— start of Data —
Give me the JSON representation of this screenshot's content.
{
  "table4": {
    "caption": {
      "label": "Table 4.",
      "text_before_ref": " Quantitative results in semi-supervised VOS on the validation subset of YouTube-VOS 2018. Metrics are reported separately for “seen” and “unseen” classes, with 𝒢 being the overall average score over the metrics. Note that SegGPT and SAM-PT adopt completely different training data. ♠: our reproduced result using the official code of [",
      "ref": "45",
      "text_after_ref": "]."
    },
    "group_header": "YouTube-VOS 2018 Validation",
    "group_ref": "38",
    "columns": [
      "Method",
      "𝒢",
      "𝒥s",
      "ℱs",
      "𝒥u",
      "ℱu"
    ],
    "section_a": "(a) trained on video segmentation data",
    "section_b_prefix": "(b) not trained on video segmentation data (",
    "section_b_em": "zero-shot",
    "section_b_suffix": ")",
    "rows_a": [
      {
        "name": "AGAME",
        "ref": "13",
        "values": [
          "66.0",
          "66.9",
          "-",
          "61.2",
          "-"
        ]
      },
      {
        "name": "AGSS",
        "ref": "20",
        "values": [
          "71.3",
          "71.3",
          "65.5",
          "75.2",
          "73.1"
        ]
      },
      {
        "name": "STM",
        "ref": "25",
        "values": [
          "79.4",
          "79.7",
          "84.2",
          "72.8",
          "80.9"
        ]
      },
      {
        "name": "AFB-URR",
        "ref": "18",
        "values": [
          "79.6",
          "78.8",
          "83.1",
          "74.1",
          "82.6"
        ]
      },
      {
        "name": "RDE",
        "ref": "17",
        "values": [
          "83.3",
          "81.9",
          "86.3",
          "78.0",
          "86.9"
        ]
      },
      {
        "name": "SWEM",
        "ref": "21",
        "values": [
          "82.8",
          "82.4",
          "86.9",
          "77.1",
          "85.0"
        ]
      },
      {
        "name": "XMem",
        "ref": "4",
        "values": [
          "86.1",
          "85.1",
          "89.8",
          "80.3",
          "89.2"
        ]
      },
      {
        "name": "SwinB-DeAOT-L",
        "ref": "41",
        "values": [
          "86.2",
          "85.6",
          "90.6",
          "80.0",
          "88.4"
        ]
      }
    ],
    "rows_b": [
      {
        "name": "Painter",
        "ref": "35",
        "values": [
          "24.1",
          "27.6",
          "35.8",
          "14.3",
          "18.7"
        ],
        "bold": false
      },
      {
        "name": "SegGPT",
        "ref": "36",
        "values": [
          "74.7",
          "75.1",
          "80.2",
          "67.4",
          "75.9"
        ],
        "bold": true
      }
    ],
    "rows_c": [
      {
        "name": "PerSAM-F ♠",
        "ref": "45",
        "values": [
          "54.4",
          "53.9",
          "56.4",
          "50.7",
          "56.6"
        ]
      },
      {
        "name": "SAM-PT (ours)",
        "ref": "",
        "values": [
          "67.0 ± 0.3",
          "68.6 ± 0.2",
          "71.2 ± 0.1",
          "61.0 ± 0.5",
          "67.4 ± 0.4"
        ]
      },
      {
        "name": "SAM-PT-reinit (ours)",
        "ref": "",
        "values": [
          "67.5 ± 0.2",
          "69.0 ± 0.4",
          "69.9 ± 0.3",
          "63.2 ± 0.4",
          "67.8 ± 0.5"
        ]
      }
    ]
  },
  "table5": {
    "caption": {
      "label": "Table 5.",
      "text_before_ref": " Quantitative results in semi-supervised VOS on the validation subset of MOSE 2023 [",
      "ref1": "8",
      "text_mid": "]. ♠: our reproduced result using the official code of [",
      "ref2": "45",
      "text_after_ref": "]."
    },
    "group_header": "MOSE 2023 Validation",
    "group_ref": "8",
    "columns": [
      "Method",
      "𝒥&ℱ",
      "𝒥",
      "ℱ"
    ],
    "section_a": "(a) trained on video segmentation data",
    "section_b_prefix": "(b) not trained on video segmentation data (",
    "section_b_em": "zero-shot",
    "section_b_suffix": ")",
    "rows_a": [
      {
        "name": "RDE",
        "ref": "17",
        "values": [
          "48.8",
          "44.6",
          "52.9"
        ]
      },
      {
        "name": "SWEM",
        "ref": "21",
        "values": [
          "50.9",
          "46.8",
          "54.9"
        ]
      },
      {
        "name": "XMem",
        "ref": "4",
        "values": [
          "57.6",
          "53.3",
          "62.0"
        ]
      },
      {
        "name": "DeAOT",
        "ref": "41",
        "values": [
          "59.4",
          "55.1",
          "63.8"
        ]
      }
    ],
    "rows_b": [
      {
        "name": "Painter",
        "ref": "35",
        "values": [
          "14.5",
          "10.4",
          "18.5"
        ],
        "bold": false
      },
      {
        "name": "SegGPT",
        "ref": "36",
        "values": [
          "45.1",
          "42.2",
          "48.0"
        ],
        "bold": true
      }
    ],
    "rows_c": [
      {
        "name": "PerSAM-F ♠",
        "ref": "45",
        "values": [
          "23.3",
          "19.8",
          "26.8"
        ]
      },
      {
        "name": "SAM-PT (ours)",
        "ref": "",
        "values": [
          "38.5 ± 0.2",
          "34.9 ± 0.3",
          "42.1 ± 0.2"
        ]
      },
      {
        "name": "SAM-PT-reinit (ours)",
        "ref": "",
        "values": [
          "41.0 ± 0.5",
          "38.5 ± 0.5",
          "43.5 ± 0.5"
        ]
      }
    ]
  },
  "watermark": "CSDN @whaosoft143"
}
— end of Data —
Exercise requirements:
Output the whole listing above again, word for word.

Problem solution:
Give me the JSON representation of this screenshot's content.
{
  "table4": {
    "caption": {
      "label": "Table 4.",
      "text_before_ref": " Quantitative results in semi-supervised VOS on the validation subset of YouTube-VOS 2018. Metrics are reported separately for “seen” and “unseen” classes, with 𝒢 being the overall average score over the metrics. Note that SegGPT and SAM-PT adopt completely different training data. ♠: our reproduced result using the official code of [",
      "ref": "45",
      "text_after_ref": "]."
    },
    "group_header": "YouTube-VOS 2018 Validation",
    "group_ref": "38",
    "columns": [
      "Method",
      "𝒢",
      "𝒥s",
      "ℱs",
      "𝒥u",
      "ℱu"
    ],
    "section_a": "(a) trained on video segmentation data",
    "section_b_prefix": "(b) not trained on video segmentation data (",
    "section_b_em": "zero-shot",
    "section_b_suffix": ")",
    "rows_a": [
      {
        "name": "AGAME",
        "ref": "13",
        "values": [
          "66.0",
          "66.9",
          "-",
          "61.2",
          "-"
        ]
      },
      {
        "name": "AGSS",
        "ref": "20",
        "values": [
          "71.3",
          "71.3",
          "65.5",
          "75.2",
          "73.1"
        ]
      },
      {
        "name": "STM",
        "ref": "25",
        "values": [
          "79.4",
          "79.7",
          "84.2",
          "72.8",
          "80.9"
        ]
      },
      {
        "name": "AFB-URR",
        "ref": "18",
        "values": [
          "79.6",
          "78.8",
          "83.1",
          "74.1",
          "82.6"
        ]
      },
      {
        "name": "RDE",
        "ref": "17",
        "values": [
          "83.3",
          "81.9",
          "86.3",
          "78.0",
          "86.9"
        ]
      },
      {
        "name": "SWEM",
        "ref": "21",
        "values": [
          "82.8",
          "82.4",
          "86.9",
          "77.1",
          "85.0"
        ]
      },
      {
        "name": "XMem",
        "ref": "4",
        "values": [
          "86.1",
          "85.1",
          "89.8",
          "80.3",
          "89.2"
        ]
      },
      {
        "name": "SwinB-DeAOT-L",
        "ref": "41",
        "values": [
          "86.2",
          "85.6",
          "90.6",
          "80.0",
          "88.4"
        ]
      }
    ],
    "rows_b": [
      {
        "name": "Painter",
        "ref": "35",
        "values": [
          "24.1",
          "27.6",
          "35.8",
          "14.3",
          "18.7"
        ],
        "bold": false
      },
      {
        "name": "SegGPT",
        "ref": "36",
        "values": [
          "74.7",
          "75.1",
          "80.2",
          "67.4",
          "75.9"
        ],
        "bold": true
      }
    ],
    "rows_c": [
      {
        "name": "PerSAM-F ♠",
        "ref": "45",
        "values": [
          "54.4",
          "53.9",
          "56.4",
          "50.7",
          "56.6"
        ]
      },
      {
        "name": "SAM-PT (ours)",
        "ref": "",
        "values": [
          "67.0 ± 0.3",
          "68.6 ± 0.2",
          "71.2 ± 0.1",
          "61.0 ± 0.5",
          "67.4 ± 0.4"
        ]
      },
      {
        "name": "SAM-PT-reinit (ours)",
        "ref": "",
        "values": [
          "67.5 ± 0.2",
          "69.0 ± 0.4",
          "69.9 ± 0.3",
          "63.2 ± 0.4",
          "67.8 ± 0.5"
        ]
      }
    ]
  },
  "table5": {
    "caption": {
      "label": "Table 5.",
      "text_before_ref": " Quantitative results in semi-supervised VOS on the validation subset of MOSE 2023 [",
      "ref1": "8",
      "text_mid": "]. ♠: our reproduced result using the official code of [",
      "ref2": "45",
      "text_after_ref": "]."
    },
    "group_header": "MOSE 2023 Validation",
    "group_ref": "8",
    "columns": [
      "Method",
      "𝒥&ℱ",
      "𝒥",
      "ℱ"
    ],
    "section_a": "(a) trained on video segmentation data",
    "section_b_prefix": "(b) not trained on video segmentation data (",
    "section_b_em": "zero-shot",
    "section_b_suffix": ")",
    "rows_a": [
      {
        "name": "RDE",
        "ref": "17",
        "values": [
          "48.8",
          "44.6",
          "52.9"
        ]
      },
      {
        "name": "SWEM",
        "ref": "21",
        "values": [
          "50.9",
          "46.8",
          "54.9"
        ]
      },
      {
        "name": "XMem",
        "ref": "4",
        "values": [
          "57.6",
          "53.3",
          "62.0"
        ]
      },
      {
        "name": "DeAOT",
        "ref": "41",
        "values": [
          "59.4",
          "55.1",
          "63.8"
        ]
      }
    ],
    "rows_b": [
      {
        "name": "Painter",
        "ref": "35",
        "values": [
          "14.5",
          "10.4",
          "18.5"
        ],
        "bold": false
      },
      {
        "name": "SegGPT",
        "ref": "36",
        "values": [
          "45.1",
          "42.2",
          "48.0"
        ],
        "bold": true
      }
    ],
    "rows_c": [
      {
        "name": "PerSAM-F ♠",
        "ref": "45",
        "values": [
          "23.3",
          "19.8",
          "26.8"
        ]
      },
      {
        "name": "SAM-PT (ours)",
        "ref": "",
        "values": [
          "38.5 ± 0.2",
          "34.9 ± 0.3",
          "42.1 ± 0.2"
        ]
      },
      {
        "name": "SAM-PT-reinit (ours)",
        "ref": "",
        "values": [
          "41.0 ± 0.5",
          "38.5 ± 0.5",
          "43.5 ± 0.5"
        ]
      }
    ]
  },
  "watermark": "CSDN @whaosoft143"
}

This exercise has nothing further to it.